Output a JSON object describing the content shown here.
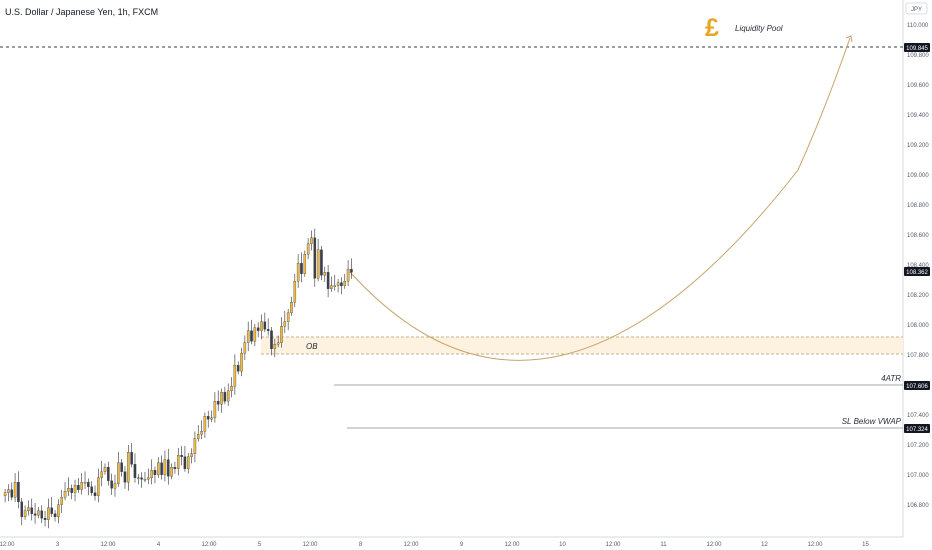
{
  "header": {
    "title": "U.S. Dollar / Japanese Yen, 1h, FXCM"
  },
  "price_axis": {
    "currency": "JPY",
    "ticks": [
      "110.000",
      "109.800",
      "109.600",
      "109.400",
      "109.200",
      "109.000",
      "108.800",
      "108.600",
      "108.400",
      "108.200",
      "108.000",
      "107.800",
      "107.600",
      "107.400",
      "107.200",
      "107.000",
      "106.800"
    ]
  },
  "time_axis": {
    "ticks": [
      "12:00",
      "3",
      "12:00",
      "4",
      "12:00",
      "5",
      "12:00",
      "8",
      "12:00",
      "9",
      "12:00",
      "10",
      "12:00",
      "11",
      "12:00",
      "12",
      "12:00",
      "15"
    ]
  },
  "annotations": {
    "pool_symbol": "£",
    "pool_label": "Liquidity Pool",
    "ob_label": "OB",
    "atr_label": "4ATR",
    "sl_label": "SL Below VWAP"
  },
  "badges": {
    "pool_price": "109.845",
    "last_price": "108.362",
    "atr_price": "107.606",
    "sl_price": "107.324"
  },
  "colors": {
    "up": "#f0b93c",
    "down": "#3c3f47",
    "curve": "#c9a36a",
    "ob_fill": "#fdf1e0",
    "pound": "#e6a522"
  },
  "chart_data": {
    "type": "candlestick",
    "title": "U.S. Dollar / Japanese Yen, 1h, FXCM",
    "ylim": [
      106.7,
      110.25
    ],
    "y_unit": "JPY",
    "levels": {
      "liquidity_pool": 109.845,
      "last": 108.362,
      "atr_4": 107.606,
      "sl_below_vwap": 107.324,
      "ob_zone": [
        107.81,
        107.92
      ]
    },
    "projection": {
      "from": 108.36,
      "low": 107.7,
      "to": 109.93
    },
    "close": [
      106.88,
      106.9,
      106.85,
      106.95,
      106.82,
      106.72,
      106.76,
      106.78,
      106.74,
      106.73,
      106.76,
      106.71,
      106.7,
      106.78,
      106.74,
      106.72,
      106.8,
      106.85,
      106.89,
      106.91,
      106.88,
      106.93,
      106.9,
      106.95,
      106.95,
      106.92,
      106.88,
      106.86,
      106.98,
      107.02,
      107.05,
      106.96,
      106.91,
      106.94,
      107.08,
      107.02,
      106.95,
      107.15,
      107.07,
      106.98,
      106.98,
      106.97,
      106.97,
      106.98,
      107.03,
      107.0,
      107.08,
      107.0,
      107.1,
      106.99,
      107.05,
      107.04,
      107.13,
      107.12,
      107.04,
      107.12,
      107.14,
      107.24,
      107.27,
      107.29,
      107.39,
      107.37,
      107.38,
      107.49,
      107.47,
      107.55,
      107.49,
      107.56,
      107.59,
      107.73,
      107.69,
      107.81,
      107.88,
      107.96,
      107.89,
      107.98,
      107.96,
      108.02,
      107.97,
      107.96,
      107.84,
      107.87,
      107.88,
      107.99,
      108.02,
      108.08,
      108.15,
      108.29,
      108.41,
      108.34,
      108.47,
      108.54,
      108.58,
      108.31,
      108.5,
      108.33,
      108.35,
      108.24,
      108.26,
      108.26,
      108.28,
      108.26,
      108.29,
      108.37,
      108.35
    ],
    "x_ticks": [
      "12:00",
      "3",
      "12:00",
      "4",
      "12:00",
      "5",
      "12:00",
      "8",
      "12:00",
      "9",
      "12:00",
      "10",
      "12:00",
      "11",
      "12:00",
      "12",
      "12:00",
      "15"
    ],
    "y_ticks": [
      110.0,
      109.8,
      109.6,
      109.4,
      109.2,
      109.0,
      108.8,
      108.6,
      108.4,
      108.2,
      108.0,
      107.8,
      107.6,
      107.4,
      107.2,
      107.0,
      106.8
    ]
  }
}
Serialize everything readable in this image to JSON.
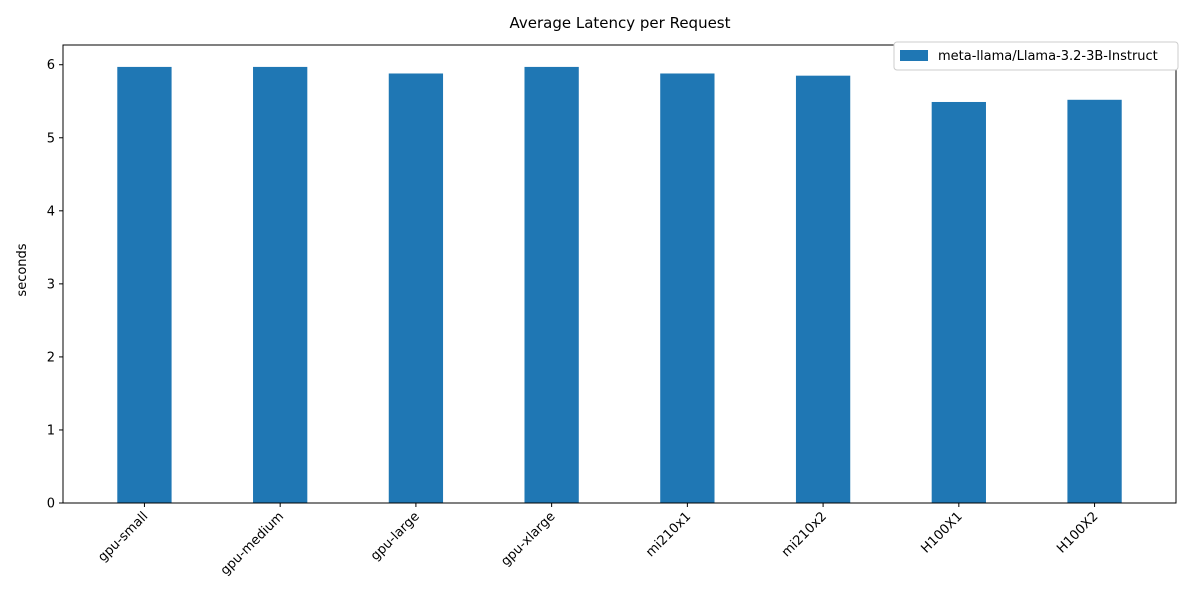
{
  "chart_data": {
    "type": "bar",
    "title": "Average Latency per Request",
    "xlabel": "",
    "ylabel": "seconds",
    "categories": [
      "gpu-small",
      "gpu-medium",
      "gpu-large",
      "gpu-xlarge",
      "mi210x1",
      "mi210x2",
      "H100X1",
      "H100X2"
    ],
    "series": [
      {
        "name": "meta-llama/Llama-3.2-3B-Instruct",
        "color": "#1f77b4",
        "values": [
          5.97,
          5.97,
          5.88,
          5.97,
          5.88,
          5.85,
          5.49,
          5.52
        ]
      }
    ],
    "ylim": [
      0,
      6.27
    ],
    "yticks": [
      0,
      1,
      2,
      3,
      4,
      5,
      6
    ],
    "grid": false,
    "legend_position": "top-right"
  }
}
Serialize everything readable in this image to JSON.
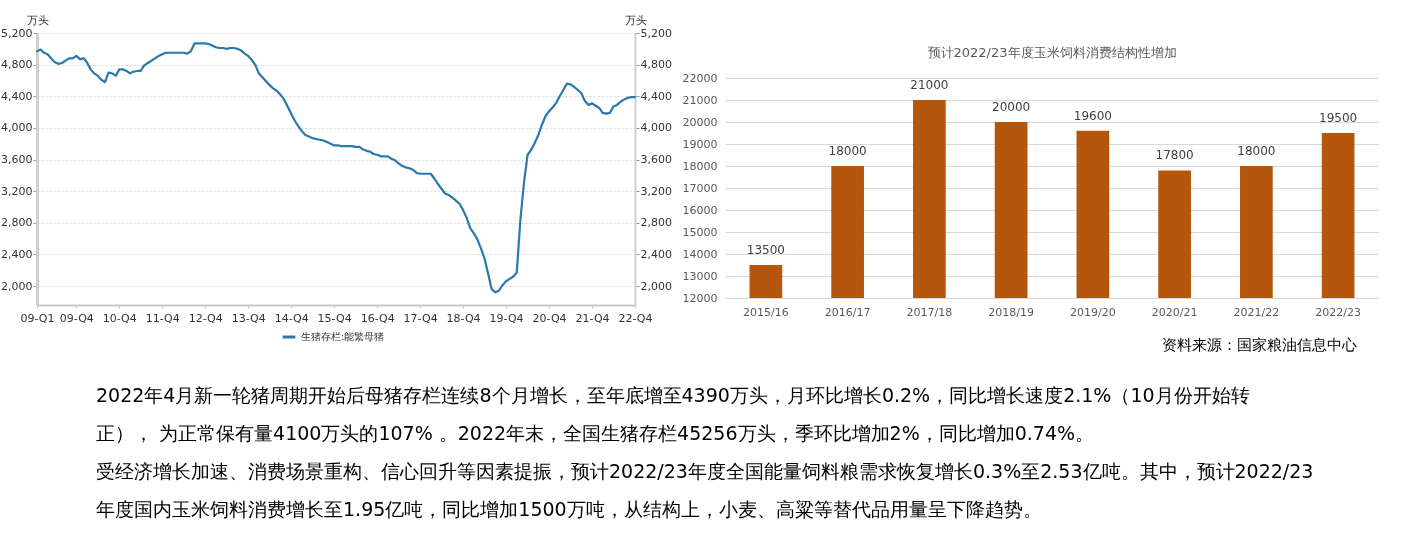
{
  "chart_data": [
    {
      "type": "line",
      "ylabel": "万头",
      "y2label": "万头",
      "grid": "y",
      "legend": "bottom",
      "x": [
        "2009-01",
        "2009-02",
        "2009-03",
        "2009-04",
        "2009-05",
        "2009-06",
        "2009-07",
        "2009-08",
        "2009-09",
        "2009-10",
        "2009-11",
        "2009-12",
        "2010-01",
        "2010-02",
        "2010-03",
        "2010-04",
        "2010-05",
        "2010-06",
        "2010-07",
        "2010-08",
        "2010-09",
        "2010-10",
        "2010-11",
        "2010-12",
        "2011-01",
        "2011-02",
        "2011-03",
        "2011-04",
        "2011-05",
        "2011-06",
        "2011-07",
        "2011-08",
        "2011-09",
        "2011-10",
        "2011-11",
        "2011-12",
        "2012-01",
        "2012-02",
        "2012-03",
        "2012-04",
        "2012-05",
        "2012-06",
        "2012-07",
        "2012-08",
        "2012-09",
        "2012-10",
        "2012-11",
        "2012-12",
        "2013-01",
        "2013-02",
        "2013-03",
        "2013-04",
        "2013-05",
        "2013-06",
        "2013-07",
        "2013-08",
        "2013-09",
        "2013-10",
        "2013-11",
        "2013-12",
        "2014-01",
        "2014-02",
        "2014-03",
        "2014-04",
        "2014-05",
        "2014-06",
        "2014-07",
        "2014-08",
        "2014-09",
        "2014-10",
        "2014-11",
        "2014-12",
        "2015-01",
        "2015-02",
        "2015-03",
        "2015-04",
        "2015-05",
        "2015-06",
        "2015-07",
        "2015-08",
        "2015-09",
        "2015-10",
        "2015-11",
        "2015-12",
        "2016-01",
        "2016-02",
        "2016-03",
        "2016-04",
        "2016-05",
        "2016-06",
        "2016-07",
        "2016-08",
        "2016-09",
        "2016-10",
        "2016-11",
        "2016-12",
        "2017-01",
        "2017-02",
        "2017-03",
        "2017-04",
        "2017-05",
        "2017-06",
        "2017-07",
        "2017-08",
        "2017-09",
        "2017-10",
        "2017-11",
        "2017-12",
        "2018-01",
        "2018-02",
        "2018-03",
        "2018-04",
        "2018-05",
        "2018-06",
        "2018-07",
        "2018-08",
        "2018-09",
        "2018-10",
        "2018-11",
        "2018-12",
        "2019-01",
        "2019-02",
        "2019-03",
        "2019-04",
        "2019-05",
        "2019-06",
        "2019-07",
        "2019-08",
        "2019-09",
        "2019-10",
        "2019-11",
        "2019-12",
        "2020-01",
        "2020-02",
        "2020-03",
        "2020-04",
        "2020-05",
        "2020-06",
        "2020-07",
        "2020-08",
        "2020-09",
        "2020-10",
        "2020-11",
        "2020-12",
        "2021-01",
        "2021-02",
        "2021-03",
        "2021-04",
        "2021-05",
        "2021-06",
        "2021-07",
        "2021-08",
        "2021-09",
        "2021-10",
        "2021-11",
        "2021-12",
        "2022-01",
        "2022-02",
        "2022-03",
        "2022-04",
        "2022-05",
        "2022-06",
        "2022-07",
        "2022-08",
        "2022-09",
        "2022-10",
        "2022-11",
        "2022-12"
      ],
      "series": [
        {
          "name": "生猪存栏:能繁母猪",
          "color": "#2b78ab",
          "values": [
            4970,
            4990,
            4950,
            4930,
            4880,
            4830,
            4810,
            4820,
            4850,
            4880,
            4880,
            4910,
            4870,
            4880,
            4830,
            4740,
            4690,
            4660,
            4610,
            4580,
            4700,
            4690,
            4660,
            4740,
            4740,
            4720,
            4690,
            4710,
            4720,
            4720,
            4790,
            4820,
            4850,
            4880,
            4910,
            4930,
            4950,
            4950,
            4950,
            4950,
            4950,
            4950,
            4940,
            4970,
            5070,
            5070,
            5070,
            5070,
            5060,
            5040,
            5020,
            5010,
            5010,
            5000,
            5010,
            5010,
            5000,
            4980,
            4940,
            4910,
            4860,
            4790,
            4690,
            4640,
            4590,
            4540,
            4500,
            4470,
            4420,
            4360,
            4270,
            4180,
            4090,
            4020,
            3960,
            3910,
            3890,
            3870,
            3860,
            3850,
            3840,
            3820,
            3800,
            3780,
            3780,
            3770,
            3770,
            3770,
            3770,
            3760,
            3760,
            3730,
            3710,
            3700,
            3670,
            3660,
            3640,
            3640,
            3640,
            3610,
            3590,
            3550,
            3520,
            3500,
            3490,
            3470,
            3430,
            3420,
            3420,
            3420,
            3420,
            3360,
            3290,
            3230,
            3170,
            3150,
            3120,
            3080,
            3040,
            2960,
            2860,
            2730,
            2670,
            2590,
            2480,
            2350,
            2160,
            1960,
            1920,
            1940,
            2010,
            2060,
            2090,
            2120,
            2170,
            2840,
            3300,
            3660,
            3720,
            3810,
            3910,
            4040,
            4150,
            4210,
            4260,
            4320,
            4400,
            4480,
            4560,
            4550,
            4520,
            4480,
            4440,
            4340,
            4290,
            4310,
            4280,
            4250,
            4190,
            4180,
            4190,
            4270,
            4290,
            4330,
            4360,
            4380,
            4390,
            4390
          ]
        }
      ],
      "xlim": [
        "2009-01",
        "2022-12"
      ],
      "xticks": [
        {
          "value": "2009-01",
          "label": "09-Q1"
        },
        {
          "value": "2009-12",
          "label": "09-Q4"
        },
        {
          "value": "2010-12",
          "label": "10-Q4"
        },
        {
          "value": "2011-12",
          "label": "11-Q4"
        },
        {
          "value": "2012-12",
          "label": "12-Q4"
        },
        {
          "value": "2013-12",
          "label": "13-Q4"
        },
        {
          "value": "2014-12",
          "label": "14-Q4"
        },
        {
          "value": "2015-12",
          "label": "15-Q4"
        },
        {
          "value": "2016-12",
          "label": "16-Q4"
        },
        {
          "value": "2017-12",
          "label": "17-Q4"
        },
        {
          "value": "2018-12",
          "label": "18-Q4"
        },
        {
          "value": "2019-12",
          "label": "19-Q4"
        },
        {
          "value": "2020-12",
          "label": "20-Q4"
        },
        {
          "value": "2021-12",
          "label": "21-Q4"
        },
        {
          "value": "2022-12",
          "label": "22-Q4"
        }
      ],
      "ylim": [
        1760,
        5200
      ],
      "yticks": [
        {
          "value": 2000,
          "label": "2,000"
        },
        {
          "value": 2400,
          "label": "2,400"
        },
        {
          "value": 2800,
          "label": "2,800"
        },
        {
          "value": 3200,
          "label": "3,200"
        },
        {
          "value": 3600,
          "label": "3,600"
        },
        {
          "value": 4000,
          "label": "4,000"
        },
        {
          "value": 4400,
          "label": "4,400"
        },
        {
          "value": 4800,
          "label": "4,800"
        },
        {
          "value": 5200,
          "label": "5,200"
        }
      ],
      "y2lim": [
        1760,
        5200
      ],
      "y2ticks": [
        {
          "value": 2000,
          "label": "2,000"
        },
        {
          "value": 2400,
          "label": "2,400"
        },
        {
          "value": 2800,
          "label": "2,800"
        },
        {
          "value": 3200,
          "label": "3,200"
        },
        {
          "value": 3600,
          "label": "3,600"
        },
        {
          "value": 4000,
          "label": "4,000"
        },
        {
          "value": 4400,
          "label": "4,400"
        },
        {
          "value": 4800,
          "label": "4,800"
        },
        {
          "value": 5200,
          "label": "5,200"
        }
      ]
    },
    {
      "type": "bar",
      "title": "预计2022/23年度玉米饲料消费结构性增加",
      "categories": [
        "2015/16",
        "2016/17",
        "2017/18",
        "2018/19",
        "2019/20",
        "2020/21",
        "2021/22",
        "2022/23"
      ],
      "values": [
        13500,
        18000,
        21000,
        20000,
        19600,
        17800,
        18000,
        19500
      ],
      "color": "#b4560b",
      "ylim": [
        12000,
        22000
      ],
      "yticks": [
        12000,
        13000,
        14000,
        15000,
        16000,
        17000,
        18000,
        19000,
        20000,
        21000,
        22000
      ],
      "grid": "y",
      "data_labels": true,
      "annotations": [
        "资料来源：国家粮油信息中心"
      ]
    },
    {
      "type": "other",
      "annotations": [
        "2022年4月新一轮猪周期开始后母猪存栏连续8个月增长，至年底增至4390万头，月环比增长0.2%，同比增长速度2.1%（10月份开始转正）， 为正常保有量4100万头的107% 。2022年末，全国生猪存栏45256万头，季环比增加2%，同比增加0.74%。",
        "受经济增长加速、消费场景重构、信心回升等因素提振，预计2022/23年度全国能量饲料粮需求恢复增长0.3%至2.53亿吨。其中，预计2022/23年度国内玉米饲料消费增长至1.95亿吨，同比增加1500万吨，从结构上，小麦、高粱等替代品用量呈下降趋势。"
      ]
    }
  ]
}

────────

_Exercise description:_ State how many lines hold the word "title". The number is the whole answer.

_The output:_ 4